## Short task
Will you give the material below again, every line exactly as it is?

======== Supplied data ========

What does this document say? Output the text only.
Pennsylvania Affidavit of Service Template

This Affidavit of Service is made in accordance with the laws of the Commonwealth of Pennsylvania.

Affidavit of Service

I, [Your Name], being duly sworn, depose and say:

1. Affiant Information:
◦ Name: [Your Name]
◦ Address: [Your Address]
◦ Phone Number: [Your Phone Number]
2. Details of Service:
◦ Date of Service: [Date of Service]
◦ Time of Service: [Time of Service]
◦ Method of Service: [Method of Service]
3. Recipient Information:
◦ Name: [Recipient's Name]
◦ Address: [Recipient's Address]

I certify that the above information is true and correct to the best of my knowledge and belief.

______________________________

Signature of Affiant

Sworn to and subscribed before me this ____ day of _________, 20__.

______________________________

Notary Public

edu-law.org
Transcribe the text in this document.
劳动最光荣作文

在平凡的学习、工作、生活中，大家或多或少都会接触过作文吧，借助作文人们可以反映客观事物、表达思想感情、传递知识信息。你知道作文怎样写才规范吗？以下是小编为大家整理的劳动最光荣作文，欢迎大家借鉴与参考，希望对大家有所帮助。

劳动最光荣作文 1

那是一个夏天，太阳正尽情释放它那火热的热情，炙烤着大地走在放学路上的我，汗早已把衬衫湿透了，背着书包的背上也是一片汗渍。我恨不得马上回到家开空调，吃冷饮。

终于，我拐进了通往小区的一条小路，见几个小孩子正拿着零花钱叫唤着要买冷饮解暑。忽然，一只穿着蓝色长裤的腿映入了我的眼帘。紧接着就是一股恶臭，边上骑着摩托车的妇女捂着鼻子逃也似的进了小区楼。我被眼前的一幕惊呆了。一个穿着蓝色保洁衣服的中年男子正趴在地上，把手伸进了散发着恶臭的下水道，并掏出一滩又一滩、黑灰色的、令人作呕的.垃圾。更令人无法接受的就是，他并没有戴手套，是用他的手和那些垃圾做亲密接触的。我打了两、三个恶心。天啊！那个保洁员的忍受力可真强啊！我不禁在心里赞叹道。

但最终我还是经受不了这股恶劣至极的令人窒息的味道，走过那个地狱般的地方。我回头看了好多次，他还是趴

========

## Response below
What does this document say? Output the text only.
Pennsylvania Affidavit of Service Template

This Affidavit of Service is made in accordance with the laws of the Commonwealth of Pennsylvania.

Affidavit of Service

I, [Your Name], being duly sworn, depose and say:

1. Affiant Information:
◦ Name: [Your Name]
◦ Address: [Your Address]
◦ Phone Number: [Your Phone Number]
2. Details of Service:
◦ Date of Service: [Date of Service]
◦ Time of Service: [Time of Service]
◦ Method of Service: [Method of Service]
3. Recipient Information:
◦ Name: [Recipient's Name]
◦ Address: [Recipient's Address]

I certify that the above information is true and correct to the best of my knowledge and belief.

______________________________

Signature of Affiant

Sworn to and subscribed before me this ____ day of _________, 20__.

______________________________

Notary Public

edu-law.org
Transcribe the text in this document.
劳动最光荣作文

在平凡的学习、工作、生活中，大家或多或少都会接触过作文吧，借助作文人们可以反映客观事物、表达思想感情、传递知识信息。你知道作文怎样写才规范吗？以下是小编为大家整理的劳动最光荣作文，欢迎大家借鉴与参考，希望对大家有所帮助。

劳动最光荣作文 1

那是一个夏天，太阳正尽情释放它那火热的热情，炙烤着大地走在放学路上的我，汗早已把衬衫湿透了，背着书包的背上也是一片汗渍。我恨不得马上回到家开空调，吃冷饮。

终于，我拐进了通往小区的一条小路，见几个小孩子正拿着零花钱叫唤着要买冷饮解暑。忽然，一只穿着蓝色长裤的腿映入了我的眼帘。紧接着就是一股恶臭，边上骑着摩托车的妇女捂着鼻子逃也似的进了小区楼。我被眼前的一幕惊呆了。一个穿着蓝色保洁衣服的中年男子正趴在地上，把手伸进了散发着恶臭的下水道，并掏出一滩又一滩、黑灰色的、令人作呕的.垃圾。更令人无法接受的就是，他并没有戴手套，是用他的手和那些垃圾做亲密接触的。我打了两、三个恶心。天啊！那个保洁员的忍受力可真强啊！我不禁在心里赞叹道。

但最终我还是经受不了这股恶劣至极的令人窒息的味道，走过那个地狱般的地方。我回头看了好多次，他还是趴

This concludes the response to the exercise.